To do
The records that follow must be reproduced in full, exactly as written.

--------------------

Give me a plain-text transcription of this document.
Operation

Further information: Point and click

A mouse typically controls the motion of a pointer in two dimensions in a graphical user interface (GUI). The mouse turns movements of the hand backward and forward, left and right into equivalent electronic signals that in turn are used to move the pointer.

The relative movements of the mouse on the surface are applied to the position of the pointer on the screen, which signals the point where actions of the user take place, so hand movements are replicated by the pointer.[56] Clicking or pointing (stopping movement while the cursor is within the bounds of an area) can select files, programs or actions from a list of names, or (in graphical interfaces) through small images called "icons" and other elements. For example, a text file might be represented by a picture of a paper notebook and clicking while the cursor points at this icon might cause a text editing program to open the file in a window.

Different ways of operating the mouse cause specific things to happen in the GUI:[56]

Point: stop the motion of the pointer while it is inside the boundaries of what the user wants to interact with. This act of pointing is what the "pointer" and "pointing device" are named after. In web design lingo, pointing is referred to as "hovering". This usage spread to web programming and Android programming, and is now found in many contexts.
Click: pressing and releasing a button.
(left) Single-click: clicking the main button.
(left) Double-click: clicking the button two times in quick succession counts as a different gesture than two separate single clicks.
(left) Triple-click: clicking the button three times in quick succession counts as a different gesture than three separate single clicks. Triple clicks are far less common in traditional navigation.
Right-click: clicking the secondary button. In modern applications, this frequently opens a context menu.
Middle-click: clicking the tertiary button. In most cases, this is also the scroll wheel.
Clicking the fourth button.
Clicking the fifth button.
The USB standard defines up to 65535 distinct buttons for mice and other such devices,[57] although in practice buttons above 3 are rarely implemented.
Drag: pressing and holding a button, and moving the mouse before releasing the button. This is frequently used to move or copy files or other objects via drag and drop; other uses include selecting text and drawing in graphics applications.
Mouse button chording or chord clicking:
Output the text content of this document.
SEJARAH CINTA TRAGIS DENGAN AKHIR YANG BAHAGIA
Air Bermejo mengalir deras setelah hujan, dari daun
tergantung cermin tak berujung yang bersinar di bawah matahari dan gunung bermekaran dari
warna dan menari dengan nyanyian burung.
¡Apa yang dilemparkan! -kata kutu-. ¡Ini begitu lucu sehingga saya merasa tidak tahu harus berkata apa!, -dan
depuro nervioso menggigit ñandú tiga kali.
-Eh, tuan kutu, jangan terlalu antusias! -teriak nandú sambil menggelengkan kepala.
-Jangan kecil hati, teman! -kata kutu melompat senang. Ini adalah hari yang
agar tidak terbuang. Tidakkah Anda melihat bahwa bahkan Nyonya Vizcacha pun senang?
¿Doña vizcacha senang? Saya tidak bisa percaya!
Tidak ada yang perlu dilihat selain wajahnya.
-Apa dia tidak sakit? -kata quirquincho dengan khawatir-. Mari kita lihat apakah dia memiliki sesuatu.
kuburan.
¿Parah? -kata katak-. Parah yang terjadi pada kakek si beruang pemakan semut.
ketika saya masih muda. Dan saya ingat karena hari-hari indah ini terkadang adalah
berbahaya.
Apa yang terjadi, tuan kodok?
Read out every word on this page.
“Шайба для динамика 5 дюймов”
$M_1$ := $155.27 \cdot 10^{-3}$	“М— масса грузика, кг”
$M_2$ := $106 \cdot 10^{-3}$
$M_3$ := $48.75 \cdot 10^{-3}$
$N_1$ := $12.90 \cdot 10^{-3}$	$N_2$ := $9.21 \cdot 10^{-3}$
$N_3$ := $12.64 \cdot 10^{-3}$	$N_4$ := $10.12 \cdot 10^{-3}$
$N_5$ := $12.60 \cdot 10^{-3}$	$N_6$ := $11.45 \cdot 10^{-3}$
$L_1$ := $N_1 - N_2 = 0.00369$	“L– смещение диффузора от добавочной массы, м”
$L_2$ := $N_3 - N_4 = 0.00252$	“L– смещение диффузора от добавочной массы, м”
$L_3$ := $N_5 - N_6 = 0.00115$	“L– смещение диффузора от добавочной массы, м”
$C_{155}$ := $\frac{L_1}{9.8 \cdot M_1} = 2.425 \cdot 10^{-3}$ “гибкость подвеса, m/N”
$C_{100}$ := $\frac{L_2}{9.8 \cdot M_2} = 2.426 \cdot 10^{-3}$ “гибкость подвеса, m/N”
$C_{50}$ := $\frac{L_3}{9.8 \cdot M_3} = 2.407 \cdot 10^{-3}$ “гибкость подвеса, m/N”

--------------------

Solution for this task
Give me a plain-text transcription of this document.
Operation

Further information: Point and click

A mouse typically controls the motion of a pointer in two dimensions in a graphical user interface (GUI). The mouse turns movements of the hand backward and forward, left and right into equivalent electronic signals that in turn are used to move the pointer.

The relative movements of the mouse on the surface are applied to the position of the pointer on the screen, which signals the point where actions of the user take place, so hand movements are replicated by the pointer.[56] Clicking or pointing (stopping movement while the cursor is within the bounds of an area) can select files, programs or actions from a list of names, or (in graphical interfaces) through small images called "icons" and other elements. For example, a text file might be represented by a picture of a paper notebook and clicking while the cursor points at this icon might cause a text editing program to open the file in a window.

Different ways of operating the mouse cause specific things to happen in the GUI:[56]

Point: stop the motion of the pointer while it is inside the boundaries of what the user wants to interact with. This act of pointing is what the "pointer" and "pointing device" are named after. In web design lingo, pointing is referred to as "hovering". This usage spread to web programming and Android programming, and is now found in many contexts.
Click: pressing and releasing a button.
(left) Single-click: clicking the main button.
(left) Double-click: clicking the button two times in quick succession counts as a different gesture than two separate single clicks.
(left) Triple-click: clicking the button three times in quick succession counts as a different gesture than three separate single clicks. Triple clicks are far less common in traditional navigation.
Right-click: clicking the secondary button. In modern applications, this frequently opens a context menu.
Middle-click: clicking the tertiary button. In most cases, this is also the scroll wheel.
Clicking the fourth button.
Clicking the fifth button.
The USB standard defines up to 65535 distinct buttons for mice and other such devices,[57] although in practice buttons above 3 are rarely implemented.
Drag: pressing and holding a button, and moving the mouse before releasing the button. This is frequently used to move or copy files or other objects via drag and drop; other uses include selecting text and drawing in graphics applications.
Mouse button chording or chord clicking:
Output the text content of this document.
SEJARAH CINTA TRAGIS DENGAN AKHIR YANG BAHAGIA
Air Bermejo mengalir deras setelah hujan, dari daun
tergantung cermin tak berujung yang bersinar di bawah matahari dan gunung bermekaran dari
warna dan menari dengan nyanyian burung.
¡Apa yang dilemparkan! -kata kutu-. ¡Ini begitu lucu sehingga saya merasa tidak tahu harus berkata apa!, -dan
depuro nervioso menggigit ñandú tiga kali.
-Eh, tuan kutu, jangan terlalu antusias! -teriak nandú sambil menggelengkan kepala.
-Jangan kecil hati, teman! -kata kutu melompat senang. Ini adalah hari yang
agar tidak terbuang. Tidakkah Anda melihat bahwa bahkan Nyonya Vizcacha pun senang?
¿Doña vizcacha senang? Saya tidak bisa percaya!
Tidak ada yang perlu dilihat selain wajahnya.
-Apa dia tidak sakit? -kata quirquincho dengan khawatir-. Mari kita lihat apakah dia memiliki sesuatu.
kuburan.
¿Parah? -kata katak-. Parah yang terjadi pada kakek si beruang pemakan semut.
ketika saya masih muda. Dan saya ingat karena hari-hari indah ini terkadang adalah
berbahaya.
Apa yang terjadi, tuan kodok?
Read out every word on this page.
“Шайба для динамика 5 дюймов”
$M_1$ := $155.27 \cdot 10^{-3}$	“М— масса грузика, кг”
$M_2$ := $106 \cdot 10^{-3}$
$M_3$ := $48.75 \cdot 10^{-3}$
$N_1$ := $12.90 \cdot 10^{-3}$	$N_2$ := $9.21 \cdot 10^{-3}$
$N_3$ := $12.64 \cdot 10^{-3}$	$N_4$ := $10.12 \cdot 10^{-3}$
$N_5$ := $12.60 \cdot 10^{-3}$	$N_6$ := $11.45 \cdot 10^{-3}$
$L_1$ := $N_1 - N_2 = 0.00369$	“L– смещение диффузора от добавочной массы, м”
$L_2$ := $N_3 - N_4 = 0.00252$	“L– смещение диффузора от добавочной массы, м”
$L_3$ := $N_5 - N_6 = 0.00115$	“L– смещение диффузора от добавочной массы, м”
$C_{155}$ := $\frac{L_1}{9.8 \cdot M_1} = 2.425 \cdot 10^{-3}$ “гибкость подвеса, m/N”
$C_{100}$ := $\frac{L_2}{9.8 \cdot M_2} = 2.426 \cdot 10^{-3}$ “гибкость подвеса, m/N”
$C_{50}$ := $\frac{L_3}{9.8 \cdot M_3} = 2.407 \cdot 10^{-3}$ “гибкость подвеса, m/N”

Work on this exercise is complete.